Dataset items
━━━━━━

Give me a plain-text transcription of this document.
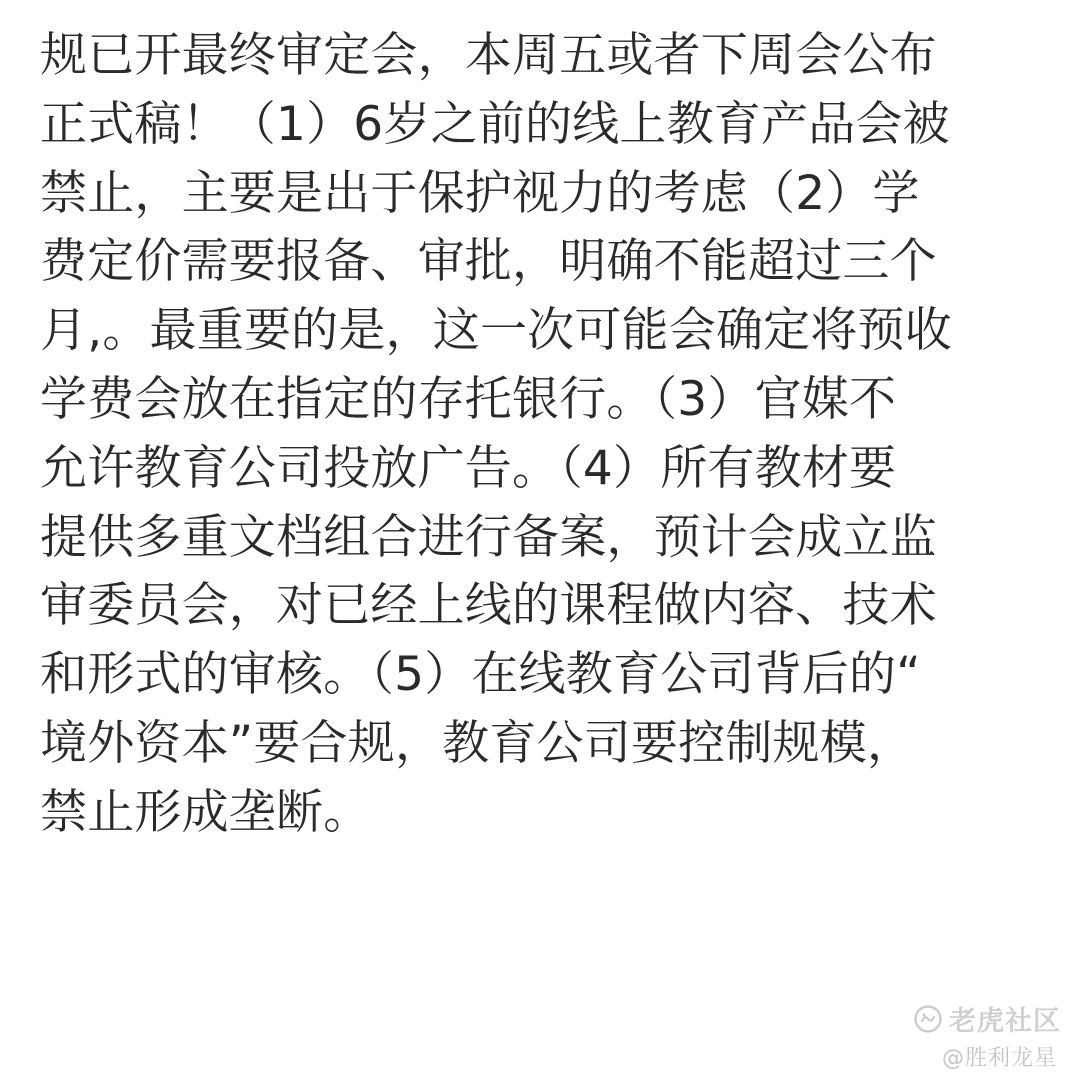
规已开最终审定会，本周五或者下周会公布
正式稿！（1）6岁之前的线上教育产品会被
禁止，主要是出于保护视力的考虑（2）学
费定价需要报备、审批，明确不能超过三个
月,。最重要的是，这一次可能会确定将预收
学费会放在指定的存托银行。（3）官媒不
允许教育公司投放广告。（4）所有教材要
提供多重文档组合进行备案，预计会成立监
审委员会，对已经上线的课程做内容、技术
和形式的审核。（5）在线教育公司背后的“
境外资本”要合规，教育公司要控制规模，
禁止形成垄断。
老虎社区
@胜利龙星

━━━━━━

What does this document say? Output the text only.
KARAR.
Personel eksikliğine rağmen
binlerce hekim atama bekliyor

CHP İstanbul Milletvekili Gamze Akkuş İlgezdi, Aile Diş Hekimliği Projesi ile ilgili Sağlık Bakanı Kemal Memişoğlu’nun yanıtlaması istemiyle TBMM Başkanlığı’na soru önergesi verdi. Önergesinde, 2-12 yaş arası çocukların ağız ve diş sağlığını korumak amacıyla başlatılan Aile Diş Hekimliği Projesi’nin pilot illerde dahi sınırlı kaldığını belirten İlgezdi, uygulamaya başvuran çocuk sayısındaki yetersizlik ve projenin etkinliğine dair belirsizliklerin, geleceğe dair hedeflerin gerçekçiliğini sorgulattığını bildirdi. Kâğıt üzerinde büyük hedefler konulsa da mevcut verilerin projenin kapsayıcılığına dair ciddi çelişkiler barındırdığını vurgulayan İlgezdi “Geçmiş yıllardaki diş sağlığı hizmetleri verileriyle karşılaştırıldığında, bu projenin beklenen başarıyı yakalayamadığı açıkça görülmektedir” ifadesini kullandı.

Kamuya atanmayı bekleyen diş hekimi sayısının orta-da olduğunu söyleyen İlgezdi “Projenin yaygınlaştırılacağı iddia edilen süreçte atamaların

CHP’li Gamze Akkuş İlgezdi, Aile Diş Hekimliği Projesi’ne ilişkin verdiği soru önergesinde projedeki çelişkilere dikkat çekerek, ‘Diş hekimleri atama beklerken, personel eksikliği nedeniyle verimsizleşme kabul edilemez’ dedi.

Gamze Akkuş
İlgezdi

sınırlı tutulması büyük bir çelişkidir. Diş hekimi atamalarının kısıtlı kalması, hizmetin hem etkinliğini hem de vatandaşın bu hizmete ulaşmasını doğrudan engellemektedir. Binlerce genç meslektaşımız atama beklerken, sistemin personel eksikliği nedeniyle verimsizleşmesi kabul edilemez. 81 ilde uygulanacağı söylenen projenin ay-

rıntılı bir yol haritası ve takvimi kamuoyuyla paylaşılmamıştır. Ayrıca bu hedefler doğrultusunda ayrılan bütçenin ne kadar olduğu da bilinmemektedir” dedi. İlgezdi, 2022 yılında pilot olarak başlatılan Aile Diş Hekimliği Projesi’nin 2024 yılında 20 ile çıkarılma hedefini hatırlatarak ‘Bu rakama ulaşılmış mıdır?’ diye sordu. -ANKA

━━━━━━

▶ Written problem
From the entries above, extract every line where the word "document" appears.

▶ Complete output
Give me a plain-text transcription of this document.
What does this document say? Output the text only.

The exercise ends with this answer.